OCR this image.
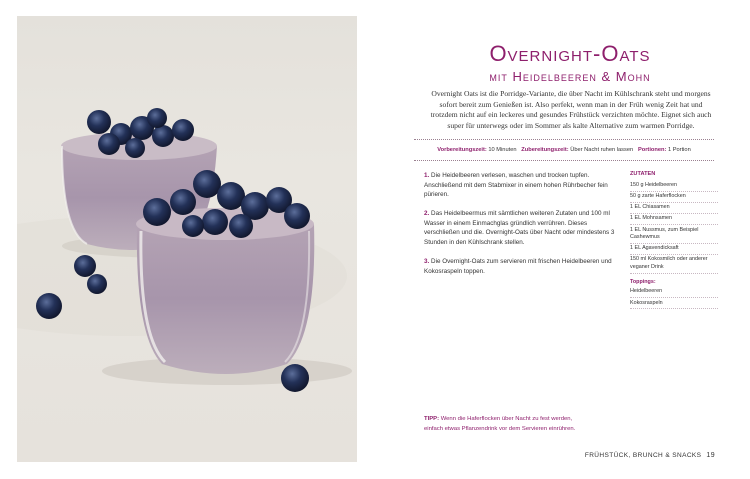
Overnight-Oats
mit Heidelbeeren & Mohn
Overnight Oats ist die Porridge-Variante, die über Nacht im Kühlschrank steht und morgens sofort bereit zum Genießen ist. Also perfekt, wenn man in der Früh wenig Zeit hat und trotzdem nicht auf ein leckeres und gesundes Frühstück verzichten möchte. Eignet sich auch super für unterwegs oder im Sommer als kalte Alternative zum warmen Porridge.
Vorbereitungszeit: 10 Minuten Zubereitungszeit: Über Nacht ruhen lassen Portionen: 1 Portion

1. Die Heidelbeeren verlesen, waschen und trocken tupfen. Anschließend mit dem Stabmixer in einem hohen Rührbecher fein pürieren.

2. Das Heidelbeermus mit sämtlichen weiteren Zutaten und 100 ml Wasser in einem Einmachglas gründlich verrühren. Dieses verschließen und die. Overnight-Oats über Nacht oder mindestens 3 Stunden in den Kühlschrank stellen.

3. Die Overnight-Oats zum servieren mit frischen Heidelbeeren und Kokosraspeln toppen.

ZUTATEN
150 g Heidelbeeren
50 g zarte Haferflocken
1 EL Chiasamen
1 EL Mohnsamen
1 EL Nussmus, zum Beispiel Cashewmus
1 EL Agavendicksaft
150 ml Kokosmilch oder anderer veganer Drink
Toppings:
Heidelbeeren
Kokosraspeln
TIPP: Wenn die Haferflocken über Nacht zu fest werden,
einfach etwas Pflanzendrink vor dem Servieren einrühren.
FRÜHSTÜCK, BRUNCH & SNACKS 19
+===+
Requirement => Gather every line containing the word "einem" and copy it.

Correct result =>
1. Die Heidelbeeren verlesen, waschen und trocken tupfen. Anschließend mit dem Stabmixer in einem hohen Rührbecher fein pürieren.
2. Das Heidelbeermus mit sämtlichen weiteren Zutaten und 100 ml Wasser in einem Einmachglas gründlich verrühren. Dieses verschließen und die. Overnight-Oats über Nacht oder mindestens 3 Stunden in den Kühlschrank stellen.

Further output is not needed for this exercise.